_OBJECTIVE:_ Retype each line exactly. Skip images.

_SOURCE DATA:_
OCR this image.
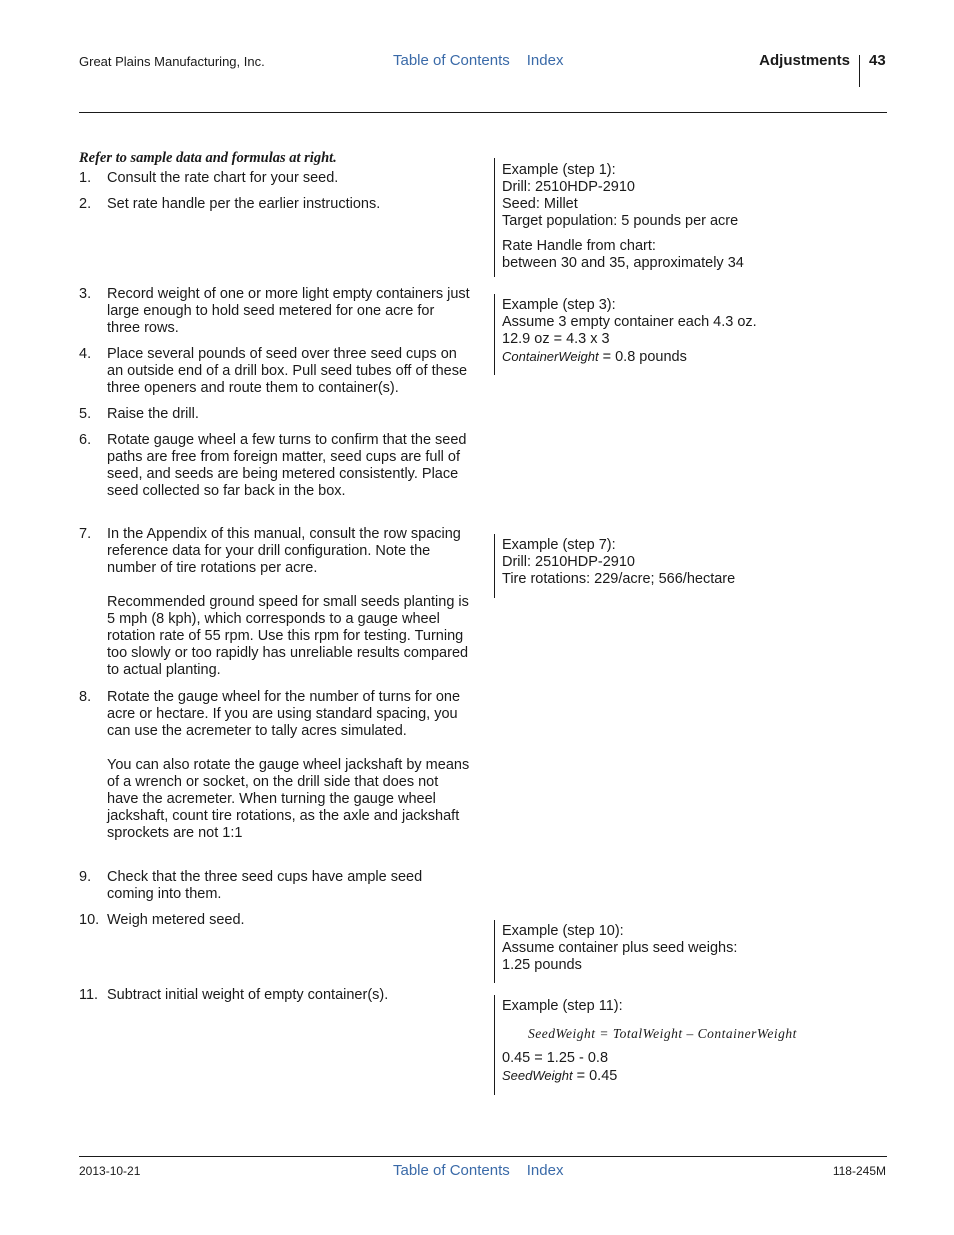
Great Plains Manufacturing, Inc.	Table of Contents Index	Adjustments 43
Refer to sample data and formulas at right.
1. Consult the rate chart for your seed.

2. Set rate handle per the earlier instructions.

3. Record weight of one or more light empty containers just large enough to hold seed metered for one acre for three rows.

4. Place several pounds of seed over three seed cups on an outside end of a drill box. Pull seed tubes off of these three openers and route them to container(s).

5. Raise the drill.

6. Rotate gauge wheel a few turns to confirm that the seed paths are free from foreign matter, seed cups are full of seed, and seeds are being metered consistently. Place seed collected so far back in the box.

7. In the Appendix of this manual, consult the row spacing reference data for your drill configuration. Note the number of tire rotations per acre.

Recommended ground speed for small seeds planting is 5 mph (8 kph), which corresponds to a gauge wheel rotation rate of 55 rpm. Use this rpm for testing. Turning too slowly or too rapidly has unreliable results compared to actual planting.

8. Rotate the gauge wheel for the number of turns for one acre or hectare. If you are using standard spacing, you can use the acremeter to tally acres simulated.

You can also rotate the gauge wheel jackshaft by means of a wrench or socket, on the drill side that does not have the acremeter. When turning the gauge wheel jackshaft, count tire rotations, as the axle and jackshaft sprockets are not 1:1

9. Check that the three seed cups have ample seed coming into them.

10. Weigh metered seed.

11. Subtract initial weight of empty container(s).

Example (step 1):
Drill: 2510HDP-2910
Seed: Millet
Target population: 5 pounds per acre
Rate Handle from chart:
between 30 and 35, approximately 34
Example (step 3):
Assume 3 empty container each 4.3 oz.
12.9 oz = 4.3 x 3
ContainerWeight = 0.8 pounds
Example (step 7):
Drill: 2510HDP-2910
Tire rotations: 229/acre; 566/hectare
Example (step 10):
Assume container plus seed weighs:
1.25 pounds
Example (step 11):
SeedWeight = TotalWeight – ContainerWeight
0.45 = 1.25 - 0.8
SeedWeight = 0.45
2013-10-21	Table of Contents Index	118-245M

_WRITTEN SOLUTION:_
OCR this image.
Great Plains Manufacturing, Inc.	Table of Contents Index	Adjustments 43
Refer to sample data and formulas at right.
1. Consult the rate chart for your seed.

2. Set rate handle per the earlier instructions.

3. Record weight of one or more light empty containers just large enough to hold seed metered for one acre for three rows.

4. Place several pounds of seed over three seed cups on an outside end of a drill box. Pull seed tubes off of these three openers and route them to container(s).

5. Raise the drill.

6. Rotate gauge wheel a few turns to confirm that the seed paths are free from foreign matter, seed cups are full of seed, and seeds are being metered consistently. Place seed collected so far back in the box.

7. In the Appendix of this manual, consult the row spacing reference data for your drill configuration. Note the number of tire rotations per acre.

Recommended ground speed for small seeds planting is 5 mph (8 kph), which corresponds to a gauge wheel rotation rate of 55 rpm. Use this rpm for testing. Turning too slowly or too rapidly has unreliable results compared to actual planting.

8. Rotate the gauge wheel for the number of turns for one acre or hectare. If you are using standard spacing, you can use the acremeter to tally acres simulated.

You can also rotate the gauge wheel jackshaft by means of a wrench or socket, on the drill side that does not have the acremeter. When turning the gauge wheel jackshaft, count tire rotations, as the axle and jackshaft sprockets are not 1:1

9. Check that the three seed cups have ample seed coming into them.

10. Weigh metered seed.

11. Subtract initial weight of empty container(s).

Example (step 1):
Drill: 2510HDP-2910
Seed: Millet
Target population: 5 pounds per acre
Rate Handle from chart:
between 30 and 35, approximately 34
Example (step 3):
Assume 3 empty container each 4.3 oz.
12.9 oz = 4.3 x 3
ContainerWeight = 0.8 pounds
Example (step 7):
Drill: 2510HDP-2910
Tire rotations: 229/acre; 566/hectare
Example (step 10):
Assume container plus seed weighs:
1.25 pounds
Example (step 11):
SeedWeight = TotalWeight – ContainerWeight
0.45 = 1.25 - 0.8
SeedWeight = 0.45
2013-10-21	Table of Contents Index	118-245M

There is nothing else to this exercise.